#### [The problem]
Copy out each line featuring the string "الفيلم" from the entries beneath.

#### [Extracted data entries]
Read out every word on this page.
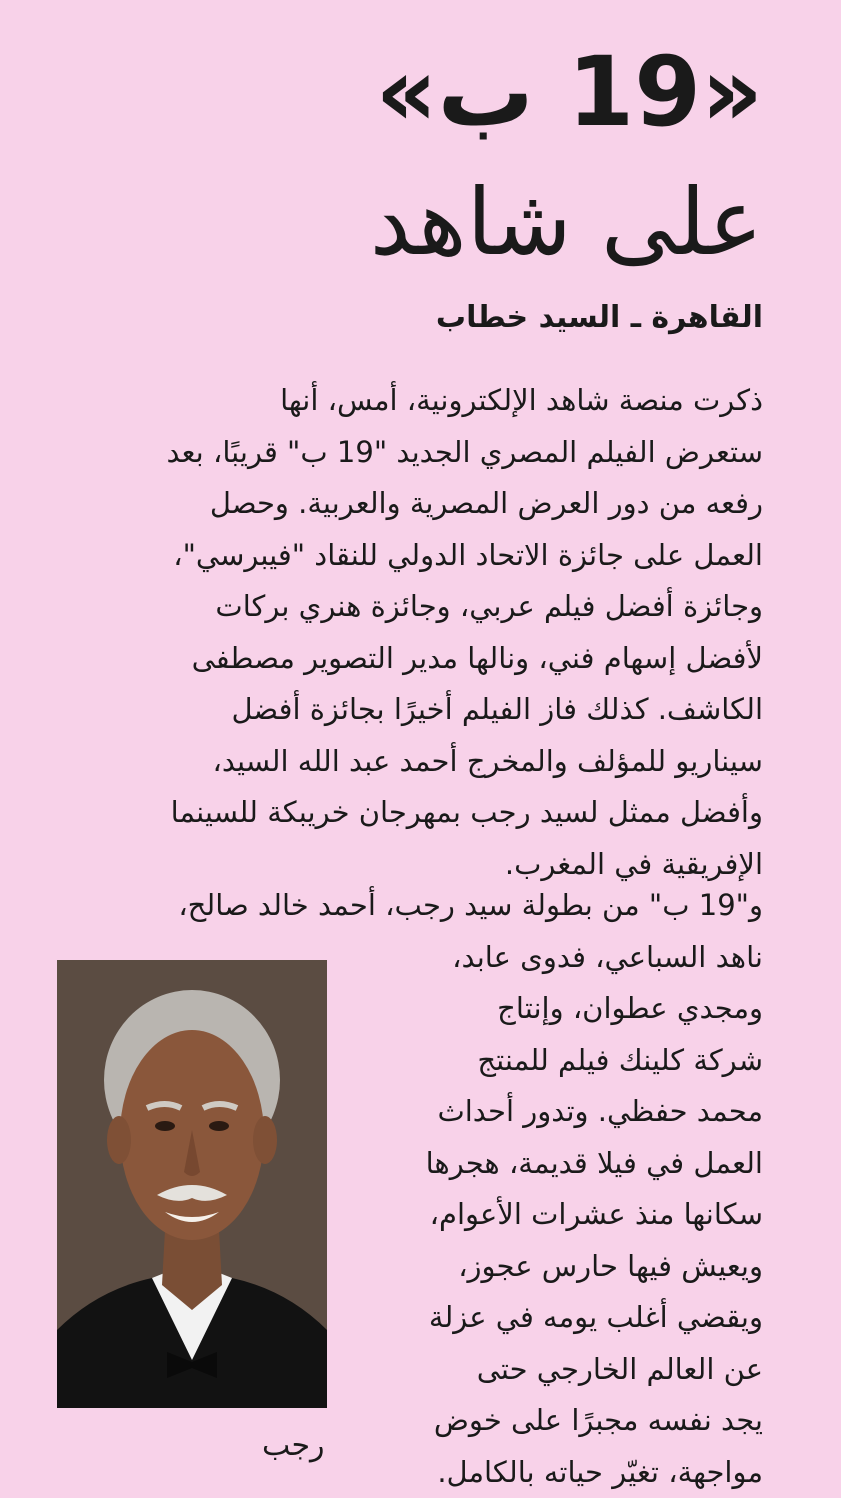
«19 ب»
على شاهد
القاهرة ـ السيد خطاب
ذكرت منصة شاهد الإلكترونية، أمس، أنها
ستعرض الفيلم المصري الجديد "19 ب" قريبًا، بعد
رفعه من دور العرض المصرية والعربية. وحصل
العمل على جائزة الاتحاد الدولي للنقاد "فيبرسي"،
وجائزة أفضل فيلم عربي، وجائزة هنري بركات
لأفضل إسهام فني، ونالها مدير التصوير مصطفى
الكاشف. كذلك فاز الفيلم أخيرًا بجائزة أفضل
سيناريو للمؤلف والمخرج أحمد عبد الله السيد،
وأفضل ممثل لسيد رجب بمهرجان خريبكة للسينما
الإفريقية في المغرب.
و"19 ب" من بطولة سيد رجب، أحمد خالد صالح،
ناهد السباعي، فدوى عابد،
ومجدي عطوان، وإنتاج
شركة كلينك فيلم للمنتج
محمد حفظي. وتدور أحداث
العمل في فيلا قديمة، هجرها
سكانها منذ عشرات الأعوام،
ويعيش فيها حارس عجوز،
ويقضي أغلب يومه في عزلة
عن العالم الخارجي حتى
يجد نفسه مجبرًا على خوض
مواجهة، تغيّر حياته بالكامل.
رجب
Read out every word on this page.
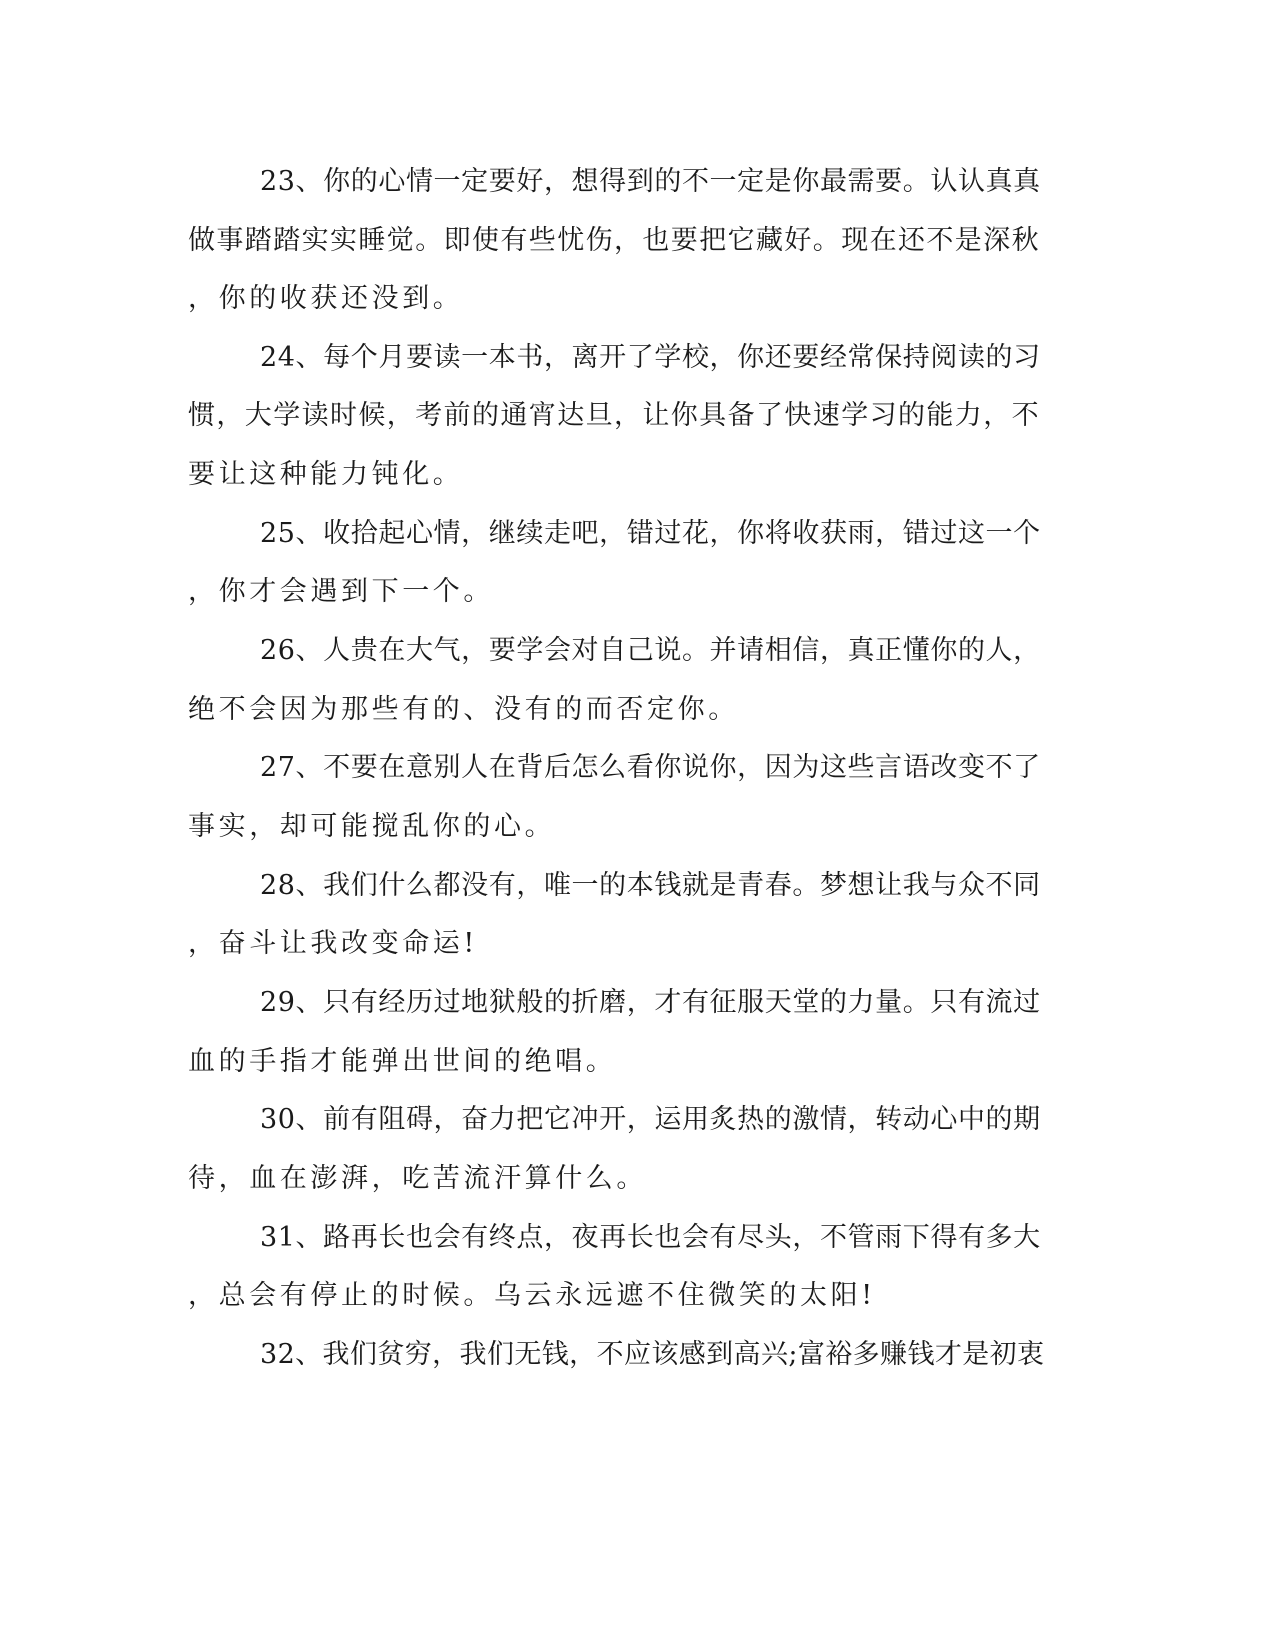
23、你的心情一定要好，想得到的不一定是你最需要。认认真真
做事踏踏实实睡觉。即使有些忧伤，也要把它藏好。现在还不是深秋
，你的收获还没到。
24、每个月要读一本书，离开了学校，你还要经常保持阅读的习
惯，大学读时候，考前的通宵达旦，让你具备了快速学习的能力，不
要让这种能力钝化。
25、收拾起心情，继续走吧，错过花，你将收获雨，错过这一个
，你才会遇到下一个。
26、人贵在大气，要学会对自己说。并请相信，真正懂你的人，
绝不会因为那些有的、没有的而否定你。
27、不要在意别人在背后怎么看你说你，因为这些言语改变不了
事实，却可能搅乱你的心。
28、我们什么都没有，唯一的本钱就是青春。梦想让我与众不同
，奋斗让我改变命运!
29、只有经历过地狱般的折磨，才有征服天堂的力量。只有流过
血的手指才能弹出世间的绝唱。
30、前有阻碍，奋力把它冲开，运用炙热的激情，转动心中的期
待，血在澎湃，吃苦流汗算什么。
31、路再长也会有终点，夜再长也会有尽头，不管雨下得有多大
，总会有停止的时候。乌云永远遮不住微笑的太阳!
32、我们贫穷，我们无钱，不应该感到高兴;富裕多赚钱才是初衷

#### [Solution below]
ستعرض الفيلم المصري الجديد "19 ب" قريبًا، بعد
الكاشف. كذلك فاز الفيلم أخيرًا بجائزة أفضل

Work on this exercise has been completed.